[Your task] From the entries that follow, gather each line holding the word "Joaquín".

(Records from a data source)
————————
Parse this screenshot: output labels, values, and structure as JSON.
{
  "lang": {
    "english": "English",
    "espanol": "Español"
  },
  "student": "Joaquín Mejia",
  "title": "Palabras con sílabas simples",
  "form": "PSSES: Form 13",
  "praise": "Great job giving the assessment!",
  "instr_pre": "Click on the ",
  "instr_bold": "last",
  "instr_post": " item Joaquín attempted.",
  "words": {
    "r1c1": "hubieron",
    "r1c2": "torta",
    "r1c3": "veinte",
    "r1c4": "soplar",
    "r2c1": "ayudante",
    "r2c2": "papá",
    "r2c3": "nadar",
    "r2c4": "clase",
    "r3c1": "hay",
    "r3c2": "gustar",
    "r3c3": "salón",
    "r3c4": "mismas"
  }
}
————————
[Correct answer]
  "student": "Joaquín Mejia",
  "instr_post": " item Joaquín attempted.",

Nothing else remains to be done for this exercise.